> Written instruction: Provide an exact copy of the data, excluding the images.
* Begin Supplied entries *
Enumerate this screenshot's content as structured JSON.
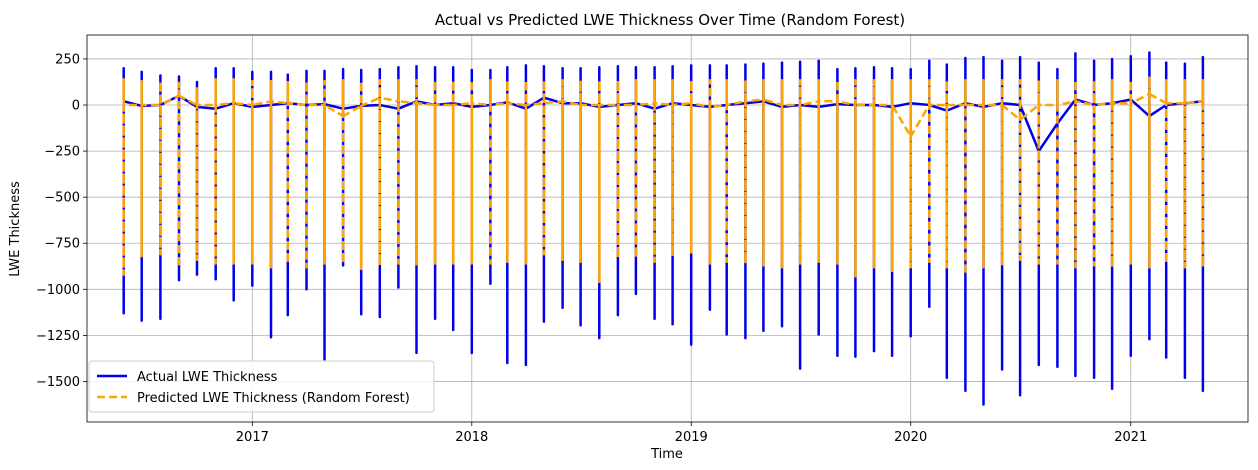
{
  "chart_data": {
    "type": "line",
    "title": "Actual vs Predicted LWE Thickness Over Time (Random Forest)",
    "xlabel": "Time",
    "ylabel": "LWE Thickness",
    "xlim": [
      "2016-04-01",
      "2021-07-15"
    ],
    "ylim": [
      -1720,
      380
    ],
    "grid": true,
    "legend": "lower-left",
    "x_ticks": [
      "2017",
      "2018",
      "2019",
      "2020",
      "2021"
    ],
    "y_ticks": [
      250,
      0,
      -250,
      -500,
      -750,
      -1000,
      -1250,
      -1500
    ],
    "series": [
      {
        "name": "Actual LWE Thickness",
        "color": "#0000ee",
        "style": "solid",
        "x": [
          "2016-06-01",
          "2016-07-01",
          "2016-08-01",
          "2016-09-01",
          "2016-10-01",
          "2016-11-01",
          "2016-12-01",
          "2017-01-01",
          "2017-02-01",
          "2017-03-01",
          "2017-04-01",
          "2017-05-01",
          "2017-06-01",
          "2017-07-01",
          "2017-08-01",
          "2017-09-01",
          "2017-10-01",
          "2017-11-01",
          "2017-12-01",
          "2018-01-01",
          "2018-02-01",
          "2018-03-01",
          "2018-04-01",
          "2018-05-01",
          "2018-06-01",
          "2018-07-01",
          "2018-08-01",
          "2018-09-01",
          "2018-10-01",
          "2018-11-01",
          "2018-12-01",
          "2019-01-01",
          "2019-02-01",
          "2019-03-01",
          "2019-04-01",
          "2019-05-01",
          "2019-06-01",
          "2019-07-01",
          "2019-08-01",
          "2019-09-01",
          "2019-10-01",
          "2019-11-01",
          "2019-12-01",
          "2020-01-01",
          "2020-02-01",
          "2020-03-01",
          "2020-04-01",
          "2020-05-01",
          "2020-06-01",
          "2020-07-01",
          "2020-08-01",
          "2020-09-01",
          "2020-10-01",
          "2020-11-01",
          "2020-12-01",
          "2021-01-01",
          "2021-02-01",
          "2021-03-01",
          "2021-04-01",
          "2021-05-01"
        ],
        "high": [
          200,
          180,
          160,
          155,
          125,
          200,
          200,
          180,
          180,
          165,
          185,
          185,
          195,
          190,
          195,
          205,
          210,
          205,
          205,
          190,
          190,
          205,
          215,
          210,
          200,
          200,
          205,
          210,
          205,
          205,
          210,
          215,
          215,
          215,
          220,
          225,
          230,
          235,
          240,
          195,
          200,
          205,
          200,
          195,
          240,
          220,
          255,
          260,
          240,
          260,
          230,
          195,
          280,
          240,
          250,
          265,
          285,
          230,
          225,
          260
        ],
        "low": [
          -1130,
          -1170,
          -1160,
          -950,
          -920,
          -945,
          -1060,
          -980,
          -1260,
          -1140,
          -1000,
          -1380,
          -870,
          -1135,
          -1150,
          -990,
          -1345,
          -1160,
          -1220,
          -1345,
          -970,
          -1400,
          -1410,
          -1175,
          -1100,
          -1195,
          -1265,
          -1140,
          -1025,
          -1160,
          -1190,
          -1300,
          -1110,
          -1245,
          -1265,
          -1225,
          -1200,
          -1430,
          -1245,
          -1360,
          -1365,
          -1335,
          -1360,
          -1255,
          -1095,
          -1480,
          -1550,
          -1625,
          -1435,
          -1575,
          -1410,
          -1420,
          -1470,
          -1480,
          -1540,
          -1360,
          -1270,
          -1370,
          -1480,
          -1550
        ],
        "level": [
          20,
          -5,
          0,
          50,
          -10,
          -20,
          10,
          -10,
          0,
          10,
          0,
          5,
          -20,
          -5,
          0,
          -20,
          20,
          0,
          10,
          -10,
          0,
          15,
          -20,
          40,
          10,
          10,
          -10,
          0,
          10,
          -20,
          10,
          0,
          -10,
          0,
          10,
          20,
          -10,
          0,
          -10,
          5,
          0,
          0,
          -10,
          10,
          0,
          -30,
          10,
          -10,
          10,
          0,
          -250,
          -100,
          30,
          0,
          10,
          30,
          -60,
          0,
          10,
          20
        ]
      },
      {
        "name": "Predicted LWE Thickness (Random Forest)",
        "color": "#ffa500",
        "style": "dashed",
        "x": [
          "2016-06-01",
          "2016-07-01",
          "2016-08-01",
          "2016-09-01",
          "2016-10-01",
          "2016-11-01",
          "2016-12-01",
          "2017-01-01",
          "2017-02-01",
          "2017-03-01",
          "2017-04-01",
          "2017-05-01",
          "2017-06-01",
          "2017-07-01",
          "2017-08-01",
          "2017-09-01",
          "2017-10-01",
          "2017-11-01",
          "2017-12-01",
          "2018-01-01",
          "2018-02-01",
          "2018-03-01",
          "2018-04-01",
          "2018-05-01",
          "2018-06-01",
          "2018-07-01",
          "2018-08-01",
          "2018-09-01",
          "2018-10-01",
          "2018-11-01",
          "2018-12-01",
          "2019-01-01",
          "2019-02-01",
          "2019-03-01",
          "2019-04-01",
          "2019-05-01",
          "2019-06-01",
          "2019-07-01",
          "2019-08-01",
          "2019-09-01",
          "2019-10-01",
          "2019-11-01",
          "2019-12-01",
          "2020-01-01",
          "2020-02-01",
          "2020-03-01",
          "2020-04-01",
          "2020-05-01",
          "2020-06-01",
          "2020-07-01",
          "2020-08-01",
          "2020-09-01",
          "2020-10-01",
          "2020-11-01",
          "2020-12-01",
          "2021-01-01",
          "2021-02-01",
          "2021-03-01",
          "2021-04-01",
          "2021-05-01"
        ],
        "high": [
          140,
          130,
          130,
          120,
          90,
          140,
          140,
          130,
          130,
          130,
          130,
          130,
          135,
          130,
          135,
          135,
          135,
          135,
          135,
          135,
          135,
          135,
          135,
          135,
          135,
          135,
          135,
          135,
          135,
          135,
          135,
          135,
          135,
          135,
          135,
          135,
          135,
          135,
          135,
          135,
          135,
          135,
          135,
          135,
          135,
          135,
          135,
          135,
          135,
          135,
          135,
          135,
          135,
          135,
          135,
          135,
          155,
          135,
          135,
          135
        ],
        "low": [
          -920,
          -820,
          -810,
          -880,
          -840,
          -860,
          -860,
          -860,
          -880,
          -860,
          -880,
          -860,
          -860,
          -890,
          -870,
          -860,
          -870,
          -860,
          -860,
          -860,
          -860,
          -850,
          -860,
          -810,
          -840,
          -850,
          -960,
          -830,
          -830,
          -850,
          -820,
          -800,
          -860,
          -850,
          -860,
          -870,
          -880,
          -860,
          -850,
          -860,
          -930,
          -880,
          -900,
          -880,
          -850,
          -880,
          -920,
          -880,
          -870,
          -840,
          -860,
          -860,
          -880,
          -870,
          -880,
          -860,
          -880,
          -860,
          -880,
          -880
        ],
        "level": [
          0,
          0,
          0,
          50,
          0,
          0,
          10,
          0,
          20,
          10,
          0,
          0,
          -60,
          -5,
          40,
          20,
          10,
          0,
          0,
          10,
          0,
          10,
          0,
          10,
          20,
          0,
          0,
          0,
          0,
          10,
          0,
          10,
          -10,
          0,
          20,
          30,
          0,
          0,
          20,
          20,
          0,
          0,
          0,
          -170,
          0,
          0,
          0,
          0,
          0,
          -80,
          0,
          0,
          20,
          0,
          10,
          10,
          60,
          10,
          10,
          20
        ]
      }
    ]
  }
}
* End Supplied entries *
> Answer to this task:
Enumerate this screenshot's content as structured JSON.
{
  "chart_data": {
    "type": "line",
    "title": "Actual vs Predicted LWE Thickness Over Time (Random Forest)",
    "xlabel": "Time",
    "ylabel": "LWE Thickness",
    "xlim": [
      "2016-04-01",
      "2021-07-15"
    ],
    "ylim": [
      -1720,
      380
    ],
    "grid": true,
    "legend": "lower-left",
    "x_ticks": [
      "2017",
      "2018",
      "2019",
      "2020",
      "2021"
    ],
    "y_ticks": [
      250,
      0,
      -250,
      -500,
      -750,
      -1000,
      -1250,
      -1500
    ],
    "series": [
      {
        "name": "Actual LWE Thickness",
        "color": "#0000ee",
        "style": "solid",
        "x": [
          "2016-06-01",
          "2016-07-01",
          "2016-08-01",
          "2016-09-01",
          "2016-10-01",
          "2016-11-01",
          "2016-12-01",
          "2017-01-01",
          "2017-02-01",
          "2017-03-01",
          "2017-04-01",
          "2017-05-01",
          "2017-06-01",
          "2017-07-01",
          "2017-08-01",
          "2017-09-01",
          "2017-10-01",
          "2017-11-01",
          "2017-12-01",
          "2018-01-01",
          "2018-02-01",
          "2018-03-01",
          "2018-04-01",
          "2018-05-01",
          "2018-06-01",
          "2018-07-01",
          "2018-08-01",
          "2018-09-01",
          "2018-10-01",
          "2018-11-01",
          "2018-12-01",
          "2019-01-01",
          "2019-02-01",
          "2019-03-01",
          "2019-04-01",
          "2019-05-01",
          "2019-06-01",
          "2019-07-01",
          "2019-08-01",
          "2019-09-01",
          "2019-10-01",
          "2019-11-01",
          "2019-12-01",
          "2020-01-01",
          "2020-02-01",
          "2020-03-01",
          "2020-04-01",
          "2020-05-01",
          "2020-06-01",
          "2020-07-01",
          "2020-08-01",
          "2020-09-01",
          "2020-10-01",
          "2020-11-01",
          "2020-12-01",
          "2021-01-01",
          "2021-02-01",
          "2021-03-01",
          "2021-04-01",
          "2021-05-01"
        ],
        "high": [
          200,
          180,
          160,
          155,
          125,
          200,
          200,
          180,
          180,
          165,
          185,
          185,
          195,
          190,
          195,
          205,
          210,
          205,
          205,
          190,
          190,
          205,
          215,
          210,
          200,
          200,
          205,
          210,
          205,
          205,
          210,
          215,
          215,
          215,
          220,
          225,
          230,
          235,
          240,
          195,
          200,
          205,
          200,
          195,
          240,
          220,
          255,
          260,
          240,
          260,
          230,
          195,
          280,
          240,
          250,
          265,
          285,
          230,
          225,
          260
        ],
        "low": [
          -1130,
          -1170,
          -1160,
          -950,
          -920,
          -945,
          -1060,
          -980,
          -1260,
          -1140,
          -1000,
          -1380,
          -870,
          -1135,
          -1150,
          -990,
          -1345,
          -1160,
          -1220,
          -1345,
          -970,
          -1400,
          -1410,
          -1175,
          -1100,
          -1195,
          -1265,
          -1140,
          -1025,
          -1160,
          -1190,
          -1300,
          -1110,
          -1245,
          -1265,
          -1225,
          -1200,
          -1430,
          -1245,
          -1360,
          -1365,
          -1335,
          -1360,
          -1255,
          -1095,
          -1480,
          -1550,
          -1625,
          -1435,
          -1575,
          -1410,
          -1420,
          -1470,
          -1480,
          -1540,
          -1360,
          -1270,
          -1370,
          -1480,
          -1550
        ],
        "level": [
          20,
          -5,
          0,
          50,
          -10,
          -20,
          10,
          -10,
          0,
          10,
          0,
          5,
          -20,
          -5,
          0,
          -20,
          20,
          0,
          10,
          -10,
          0,
          15,
          -20,
          40,
          10,
          10,
          -10,
          0,
          10,
          -20,
          10,
          0,
          -10,
          0,
          10,
          20,
          -10,
          0,
          -10,
          5,
          0,
          0,
          -10,
          10,
          0,
          -30,
          10,
          -10,
          10,
          0,
          -250,
          -100,
          30,
          0,
          10,
          30,
          -60,
          0,
          10,
          20
        ]
      },
      {
        "name": "Predicted LWE Thickness (Random Forest)",
        "color": "#ffa500",
        "style": "dashed",
        "x": [
          "2016-06-01",
          "2016-07-01",
          "2016-08-01",
          "2016-09-01",
          "2016-10-01",
          "2016-11-01",
          "2016-12-01",
          "2017-01-01",
          "2017-02-01",
          "2017-03-01",
          "2017-04-01",
          "2017-05-01",
          "2017-06-01",
          "2017-07-01",
          "2017-08-01",
          "2017-09-01",
          "2017-10-01",
          "2017-11-01",
          "2017-12-01",
          "2018-01-01",
          "2018-02-01",
          "2018-03-01",
          "2018-04-01",
          "2018-05-01",
          "2018-06-01",
          "2018-07-01",
          "2018-08-01",
          "2018-09-01",
          "2018-10-01",
          "2018-11-01",
          "2018-12-01",
          "2019-01-01",
          "2019-02-01",
          "2019-03-01",
          "2019-04-01",
          "2019-05-01",
          "2019-06-01",
          "2019-07-01",
          "2019-08-01",
          "2019-09-01",
          "2019-10-01",
          "2019-11-01",
          "2019-12-01",
          "2020-01-01",
          "2020-02-01",
          "2020-03-01",
          "2020-04-01",
          "2020-05-01",
          "2020-06-01",
          "2020-07-01",
          "2020-08-01",
          "2020-09-01",
          "2020-10-01",
          "2020-11-01",
          "2020-12-01",
          "2021-01-01",
          "2021-02-01",
          "2021-03-01",
          "2021-04-01",
          "2021-05-01"
        ],
        "high": [
          140,
          130,
          130,
          120,
          90,
          140,
          140,
          130,
          130,
          130,
          130,
          130,
          135,
          130,
          135,
          135,
          135,
          135,
          135,
          135,
          135,
          135,
          135,
          135,
          135,
          135,
          135,
          135,
          135,
          135,
          135,
          135,
          135,
          135,
          135,
          135,
          135,
          135,
          135,
          135,
          135,
          135,
          135,
          135,
          135,
          135,
          135,
          135,
          135,
          135,
          135,
          135,
          135,
          135,
          135,
          135,
          155,
          135,
          135,
          135
        ],
        "low": [
          -920,
          -820,
          -810,
          -880,
          -840,
          -860,
          -860,
          -860,
          -880,
          -860,
          -880,
          -860,
          -860,
          -890,
          -870,
          -860,
          -870,
          -860,
          -860,
          -860,
          -860,
          -850,
          -860,
          -810,
          -840,
          -850,
          -960,
          -830,
          -830,
          -850,
          -820,
          -800,
          -860,
          -850,
          -860,
          -870,
          -880,
          -860,
          -850,
          -860,
          -930,
          -880,
          -900,
          -880,
          -850,
          -880,
          -920,
          -880,
          -870,
          -840,
          -860,
          -860,
          -880,
          -870,
          -880,
          -860,
          -880,
          -860,
          -880,
          -880
        ],
        "level": [
          0,
          0,
          0,
          50,
          0,
          0,
          10,
          0,
          20,
          10,
          0,
          0,
          -60,
          -5,
          40,
          20,
          10,
          0,
          0,
          10,
          0,
          10,
          0,
          10,
          20,
          0,
          0,
          0,
          0,
          10,
          0,
          10,
          -10,
          0,
          20,
          30,
          0,
          0,
          20,
          20,
          0,
          0,
          0,
          -170,
          0,
          0,
          0,
          0,
          0,
          -80,
          0,
          0,
          20,
          0,
          10,
          10,
          60,
          10,
          10,
          20
        ]
      }
    ]
  }
}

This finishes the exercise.